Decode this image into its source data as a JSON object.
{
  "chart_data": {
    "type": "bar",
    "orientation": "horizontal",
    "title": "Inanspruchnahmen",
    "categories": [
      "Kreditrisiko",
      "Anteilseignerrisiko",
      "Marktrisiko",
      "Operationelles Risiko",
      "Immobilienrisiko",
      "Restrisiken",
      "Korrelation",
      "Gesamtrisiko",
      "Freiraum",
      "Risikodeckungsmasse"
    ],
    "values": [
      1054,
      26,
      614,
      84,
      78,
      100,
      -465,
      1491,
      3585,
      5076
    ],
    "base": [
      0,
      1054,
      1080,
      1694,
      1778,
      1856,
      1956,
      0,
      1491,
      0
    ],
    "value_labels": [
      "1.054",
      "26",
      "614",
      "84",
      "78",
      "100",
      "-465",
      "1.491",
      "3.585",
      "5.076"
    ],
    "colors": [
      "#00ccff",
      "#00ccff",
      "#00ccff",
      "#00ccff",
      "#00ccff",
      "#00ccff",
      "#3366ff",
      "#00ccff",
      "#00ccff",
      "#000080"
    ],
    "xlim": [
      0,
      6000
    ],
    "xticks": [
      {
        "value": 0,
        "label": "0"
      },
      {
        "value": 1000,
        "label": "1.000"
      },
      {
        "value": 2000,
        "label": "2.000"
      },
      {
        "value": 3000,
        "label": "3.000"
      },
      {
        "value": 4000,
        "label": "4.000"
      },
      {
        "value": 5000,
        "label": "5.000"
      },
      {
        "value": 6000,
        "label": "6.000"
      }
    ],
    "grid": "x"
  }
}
==============================
* SHORT EXERCISE:
Recopy the entries above exactly, with every line included.

* SOLUTION FOR THIS TASK:
Decode this image into its source data as a JSON object.
{
  "chart_data": {
    "type": "bar",
    "orientation": "horizontal",
    "title": "Inanspruchnahmen",
    "categories": [
      "Kreditrisiko",
      "Anteilseignerrisiko",
      "Marktrisiko",
      "Operationelles Risiko",
      "Immobilienrisiko",
      "Restrisiken",
      "Korrelation",
      "Gesamtrisiko",
      "Freiraum",
      "Risikodeckungsmasse"
    ],
    "values": [
      1054,
      26,
      614,
      84,
      78,
      100,
      -465,
      1491,
      3585,
      5076
    ],
    "base": [
      0,
      1054,
      1080,
      1694,
      1778,
      1856,
      1956,
      0,
      1491,
      0
    ],
    "value_labels": [
      "1.054",
      "26",
      "614",
      "84",
      "78",
      "100",
      "-465",
      "1.491",
      "3.585",
      "5.076"
    ],
    "colors": [
      "#00ccff",
      "#00ccff",
      "#00ccff",
      "#00ccff",
      "#00ccff",
      "#00ccff",
      "#3366ff",
      "#00ccff",
      "#00ccff",
      "#000080"
    ],
    "xlim": [
      0,
      6000
    ],
    "xticks": [
      {
        "value": 0,
        "label": "0"
      },
      {
        "value": 1000,
        "label": "1.000"
      },
      {
        "value": 2000,
        "label": "2.000"
      },
      {
        "value": 3000,
        "label": "3.000"
      },
      {
        "value": 4000,
        "label": "4.000"
      },
      {
        "value": 5000,
        "label": "5.000"
      },
      {
        "value": 6000,
        "label": "6.000"
      }
    ],
    "grid": "x"
  }
}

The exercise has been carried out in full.